DATA RECORDS —
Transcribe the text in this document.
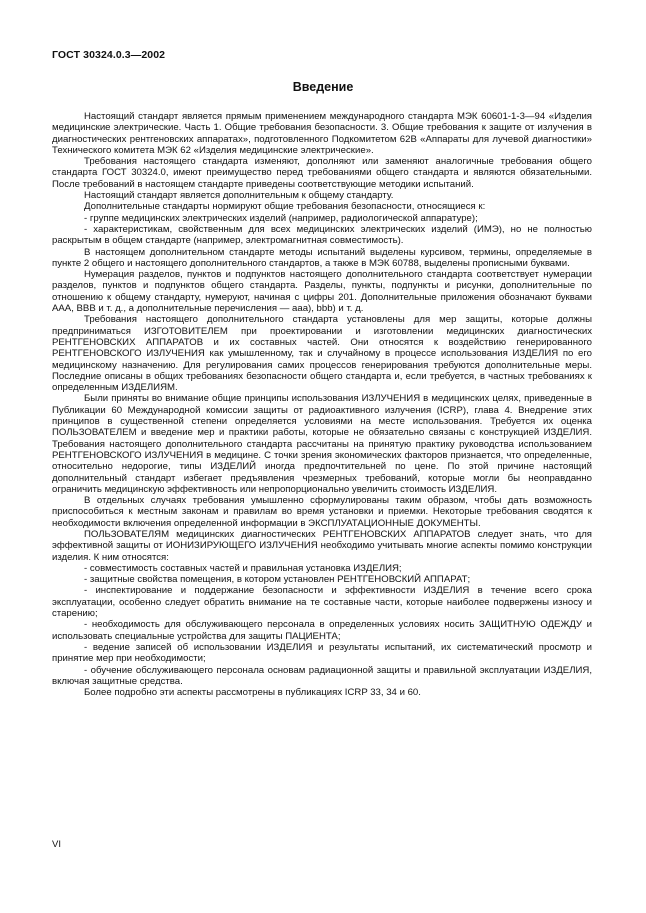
ГОСТ 30324.0.3—2002
Введение

Настоящий стандарт является прямым применением международного стандарта МЭК 60601-1-3—94 «Изделия медицинские электрические. Часть 1. Общие требования безопасности. 3. Общие требования к защите от излучения в диагностических рентгеновских аппаратах», подготовленного Подкомитетом 62В «Аппараты для лучевой диагностики» Технического комитета МЭК 62 «Изделия медицинские электрические».

Требования настоящего стандарта изменяют, дополняют или заменяют аналогичные требования общего стандарта ГОСТ 30324.0, имеют преимущество перед требованиями общего стандарта и являются обязательными. После требований в настоящем стандарте приведены соответствующие методики испытаний.

Настоящий стандарт является дополнительным к общему стандарту.

Дополнительные стандарты нормируют общие требования безопасности, относящиеся к:

- группе медицинских электрических изделий (например, радиологической аппаратуре);

- характеристикам, свойственным для всех медицинских электрических изделий (ИМЭ), но не полностью раскрытым в общем стандарте (например, электромагнитная совместимость).

В настоящем дополнительном стандарте методы испытаний выделены курсивом, термины, определяемые в пункте 2 общего и настоящего дополнительного стандартов, а также в МЭК 60788, выделены прописными буквами.

Нумерация разделов, пунктов и подпунктов настоящего дополнительного стандарта соответствует нумерации разделов, пунктов и подпунктов общего стандарта. Разделы, пункты, подпункты и рисунки, дополнительные по отношению к общему стандарту, нумеруют, начиная с цифры 201. Дополнительные приложения обозначают буквами ААА, ВВВ и т. д., а дополнительные перечисления — ааа), bbb) и т. д.

Требования настоящего дополнительного стандарта установлены для мер защиты, которые должны предприниматься ИЗГОТОВИТЕЛЕМ при проектировании и изготовлении медицинских диагностических РЕНТГЕНОВСКИХ АППАРАТОВ и их составных частей. Они относятся к воздействию генерированного РЕНТГЕНОВСКОГО ИЗЛУЧЕНИЯ как умышленному, так и случайному в процессе использования ИЗДЕЛИЯ по его медицинскому назначению. Для регулирования самих процессов генерирования требуются дополнительные меры. Последние описаны в общих требованиях безопасности общего стандарта и, если требуется, в частных требованиях к определенным ИЗДЕЛИЯМ.

Были приняты во внимание общие принципы использования ИЗЛУЧЕНИЯ в медицинских целях, приведенные в Публикации 60 Международной комиссии защиты от радиоактивного излучения (ICRP), глава 4. Внедрение этих принципов в существенной степени определяется условиями на месте использования. Требуется их оценка ПОЛЬЗОВАТЕЛЕМ и введение мер и практики работы, которые не обязательно связаны с конструкцией ИЗДЕЛИЯ. Требования настоящего дополнительного стандарта рассчитаны на принятую практику руководства использованием РЕНТГЕНОВСКОГО ИЗЛУЧЕНИЯ в медицине. С точки зрения экономических факторов признается, что определенные, относительно недорогие, типы ИЗДЕЛИЙ иногда предпочтительней по цене. По этой причине настоящий дополнительный стандарт избегает предъявления чрезмерных требований, которые могли бы неоправданно ограничить медицинскую эффективность или непропорционально увеличить стоимость ИЗДЕЛИЯ.

В отдельных случаях требования умышленно сформулированы таким образом, чтобы дать возможность приспособиться к местным законам и правилам во время установки и приемки. Некоторые требования сводятся к необходимости включения определенной информации в ЭКСПЛУАТАЦИОННЫЕ ДОКУМЕНТЫ.

ПОЛЬЗОВАТЕЛЯМ медицинских диагностических РЕНТГЕНОВСКИХ АППАРАТОВ следует знать, что для эффективной защиты от ИОНИЗИРУЮЩЕГО ИЗЛУЧЕНИЯ необходимо учитывать многие аспекты помимо конструкции изделия. К ним относятся:

- совместимость составных частей и правильная установка ИЗДЕЛИЯ;

- защитные свойства помещения, в котором установлен РЕНТГЕНОВСКИЙ АППАРАТ;

- инспектирование и поддержание безопасности и эффективности ИЗДЕЛИЯ в течение всего срока эксплуатации, особенно следует обратить внимание на те составные части, которые наиболее подвержены износу и старению;

- необходимость для обслуживающего персонала в определенных условиях носить ЗАЩИТНУЮ ОДЕЖДУ и использовать специальные устройства для защиты ПАЦИЕНТА;

- ведение записей об использовании ИЗДЕЛИЯ и результаты испытаний, их систематический просмотр и принятие мер при необходимости;

- обучение обслуживающего персонала основам радиационной защиты и правильной эксплуатации ИЗДЕЛИЯ, включая защитные средства.

Более подробно эти аспекты рассмотрены в публикациях ICRP 33, 34 и 60.

VI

WHAT NEEDS TO BE DONE —
Find all lines with "электрических" in them and copy each one.

WORKED ANSWER —
- группе медицинских электрических изделий (например, радиологической аппаратуре);
- характеристикам, свойственным для всех медицинских электрических изделий (ИМЭ), но не полностью раскрытым в общем стандарте (например, электромагнитная совместимость).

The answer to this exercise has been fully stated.